Set problem: Go through the listing below and gather every line with the word "color".

Provided information:

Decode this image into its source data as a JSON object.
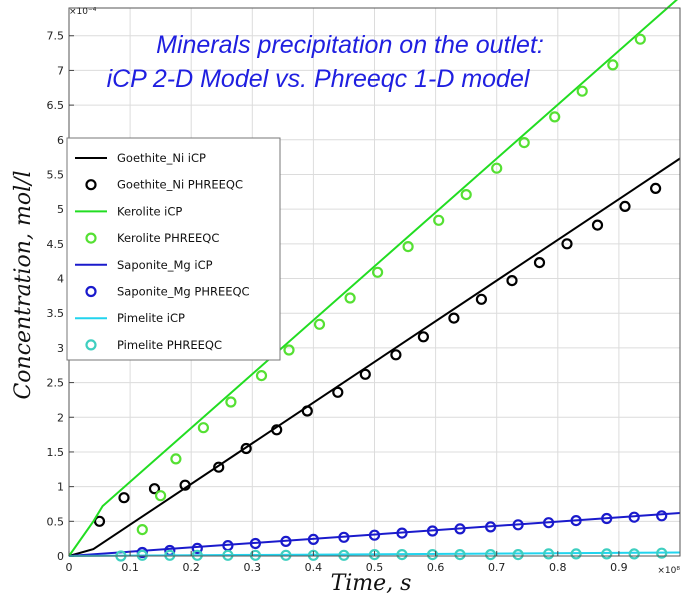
{
  "chart_data": {
    "type": "line",
    "title_lines": [
      "Minerals precipitation on the outlet:",
      "iCP 2-D Model vs. Phreeqc 1-D model"
    ],
    "xlabel": "Time, s",
    "ylabel": "Concentration, mol/l",
    "x_multiplier": "×10⁸",
    "y_multiplier": "×10⁻⁴",
    "xlim": [
      0,
      1
    ],
    "ylim": [
      0,
      7.9
    ],
    "x_ticks": [
      0,
      0.1,
      0.2,
      0.3,
      0.4,
      0.5,
      0.6,
      0.7,
      0.8,
      0.9
    ],
    "x_tick_labels": [
      "0",
      "0.1",
      "0.2",
      "0.3",
      "0.4",
      "0.5",
      "0.6",
      "0.7",
      "0.8",
      "0.9"
    ],
    "y_ticks": [
      0,
      0.5,
      1,
      1.5,
      2,
      2.5,
      3,
      3.5,
      4,
      4.5,
      5,
      5.5,
      6,
      6.5,
      7,
      7.5
    ],
    "y_tick_labels": [
      "0",
      "0.5",
      "1",
      "1.5",
      "2",
      "2.5",
      "3",
      "3.5",
      "4",
      "4.5",
      "5",
      "5.5",
      "6",
      "6.5",
      "7",
      "7.5"
    ],
    "grid": true,
    "legend_position": "left-middle",
    "series": [
      {
        "name": "Goethite_Ni iCP",
        "kind": "line",
        "color": "#000000",
        "x": [
          0,
          0.04,
          1.0
        ],
        "y": [
          0,
          0.1,
          5.73
        ]
      },
      {
        "name": "Goethite_Ni PHREEQC",
        "kind": "marker",
        "color": "#000000",
        "x": [
          0.05,
          0.09,
          0.14,
          0.19,
          0.245,
          0.29,
          0.34,
          0.39,
          0.44,
          0.485,
          0.535,
          0.58,
          0.63,
          0.675,
          0.725,
          0.77,
          0.815,
          0.865,
          0.91,
          0.96
        ],
        "y": [
          0.5,
          0.84,
          0.97,
          1.02,
          1.28,
          1.55,
          1.82,
          2.09,
          2.36,
          2.62,
          2.9,
          3.16,
          3.43,
          3.7,
          3.97,
          4.23,
          4.5,
          4.77,
          5.04,
          5.3
        ]
      },
      {
        "name": "Kerolite iCP",
        "kind": "line",
        "color": "#22dd22",
        "x": [
          0,
          0.04,
          0.055,
          1.0
        ],
        "y": [
          0,
          0.5,
          0.72,
          8.06
        ]
      },
      {
        "name": "Kerolite PHREEQC",
        "kind": "marker",
        "color": "#55e033",
        "x": [
          0.12,
          0.15,
          0.175,
          0.22,
          0.265,
          0.315,
          0.36,
          0.41,
          0.46,
          0.505,
          0.555,
          0.605,
          0.65,
          0.7,
          0.745,
          0.795,
          0.84,
          0.89,
          0.935
        ],
        "y": [
          0.38,
          0.87,
          1.4,
          1.85,
          2.22,
          2.6,
          2.97,
          3.34,
          3.72,
          4.09,
          4.46,
          4.84,
          5.21,
          5.59,
          5.96,
          6.33,
          6.7,
          7.08,
          7.45
        ]
      },
      {
        "name": "Saponite_Mg iCP",
        "kind": "line",
        "color": "#1a1acc",
        "x": [
          0,
          1.0
        ],
        "y": [
          0,
          0.62
        ]
      },
      {
        "name": "Saponite_Mg PHREEQC",
        "kind": "marker",
        "color": "#1a1acc",
        "x": [
          0.12,
          0.165,
          0.21,
          0.26,
          0.305,
          0.355,
          0.4,
          0.45,
          0.5,
          0.545,
          0.595,
          0.64,
          0.69,
          0.735,
          0.785,
          0.83,
          0.88,
          0.925,
          0.97
        ],
        "y": [
          0.05,
          0.08,
          0.11,
          0.15,
          0.18,
          0.21,
          0.24,
          0.27,
          0.3,
          0.33,
          0.36,
          0.39,
          0.42,
          0.45,
          0.48,
          0.51,
          0.54,
          0.56,
          0.58
        ]
      },
      {
        "name": "Pimelite iCP",
        "kind": "line",
        "color": "#22d4ee",
        "x": [
          0,
          1.0
        ],
        "y": [
          0,
          0.05
        ]
      },
      {
        "name": "Pimelite PHREEQC",
        "kind": "marker",
        "color": "#3fcfc0",
        "x": [
          0.085,
          0.12,
          0.165,
          0.21,
          0.26,
          0.305,
          0.355,
          0.4,
          0.45,
          0.5,
          0.545,
          0.595,
          0.64,
          0.69,
          0.735,
          0.785,
          0.83,
          0.88,
          0.925,
          0.97
        ],
        "y": [
          0,
          0.01,
          0.01,
          0.01,
          0.01,
          0.01,
          0.01,
          0.01,
          0.01,
          0.02,
          0.02,
          0.02,
          0.02,
          0.02,
          0.02,
          0.03,
          0.03,
          0.03,
          0.03,
          0.04
        ]
      }
    ]
  }
}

Exercise response:
        "color": "#000000",
        "color": "#000000",
        "color": "#22dd22",
        "color": "#55e033",
        "color": "#1a1acc",
        "color": "#1a1acc",
        "color": "#22d4ee",
        "color": "#3fcfc0",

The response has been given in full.